#### [Stated task]
Retype the whole listing, please, keeping every line exact and dropping the pictures.

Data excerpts
* BEGIN *
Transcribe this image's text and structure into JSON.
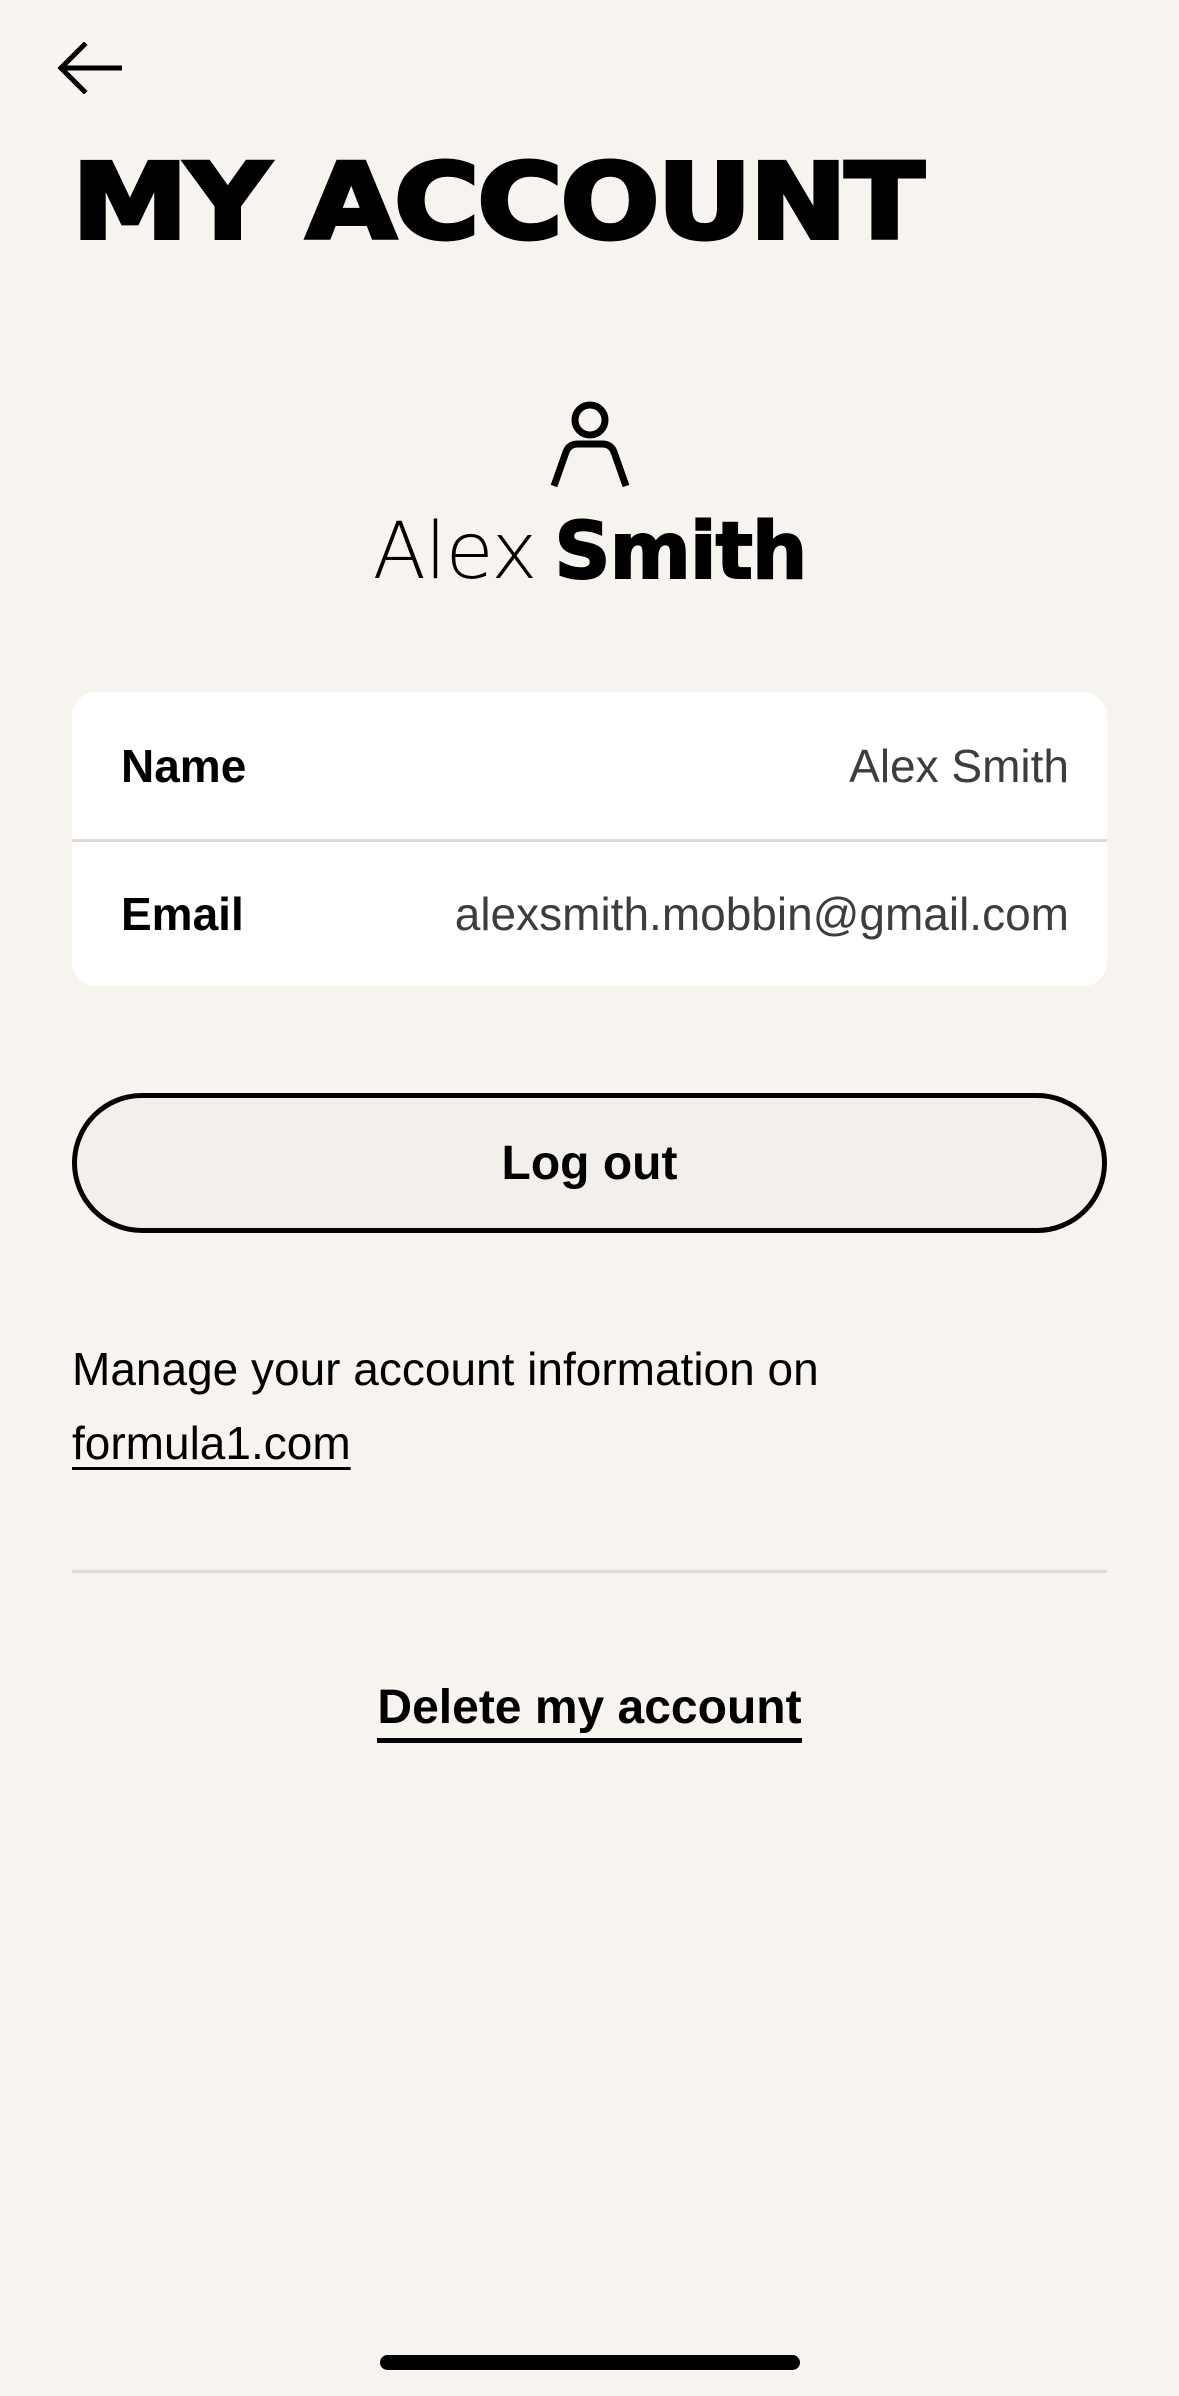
{
  "header": {
    "back_icon": "arrow-left-icon",
    "title": "MY ACCOUNT"
  },
  "profile": {
    "avatar_icon": "user-icon",
    "first_name": "Alex",
    "last_name": "Smith"
  },
  "account_info": [
    {
      "label": "Name",
      "value": "Alex Smith"
    },
    {
      "label": "Email",
      "value": "alexsmith.mobbin@gmail.com"
    }
  ],
  "actions": {
    "logout_label": "Log out",
    "manage_text": "Manage your account information on",
    "manage_link": "formula1.com",
    "delete_label": "Delete my account"
  },
  "colors": {
    "background": "#f7f4f0",
    "card": "#ffffff",
    "text": "#000000",
    "secondary_text": "#3d3d3d"
  }
}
* END *
#### [Answer for this exercise]
Transcribe this image's text and structure into JSON.
{
  "header": {
    "back_icon": "arrow-left-icon",
    "title": "MY ACCOUNT"
  },
  "profile": {
    "avatar_icon": "user-icon",
    "first_name": "Alex",
    "last_name": "Smith"
  },
  "account_info": [
    {
      "label": "Name",
      "value": "Alex Smith"
    },
    {
      "label": "Email",
      "value": "alexsmith.mobbin@gmail.com"
    }
  ],
  "actions": {
    "logout_label": "Log out",
    "manage_text": "Manage your account information on",
    "manage_link": "formula1.com",
    "delete_label": "Delete my account"
  },
  "colors": {
    "background": "#f7f4f0",
    "card": "#ffffff",
    "text": "#000000",
    "secondary_text": "#3d3d3d"
  }
}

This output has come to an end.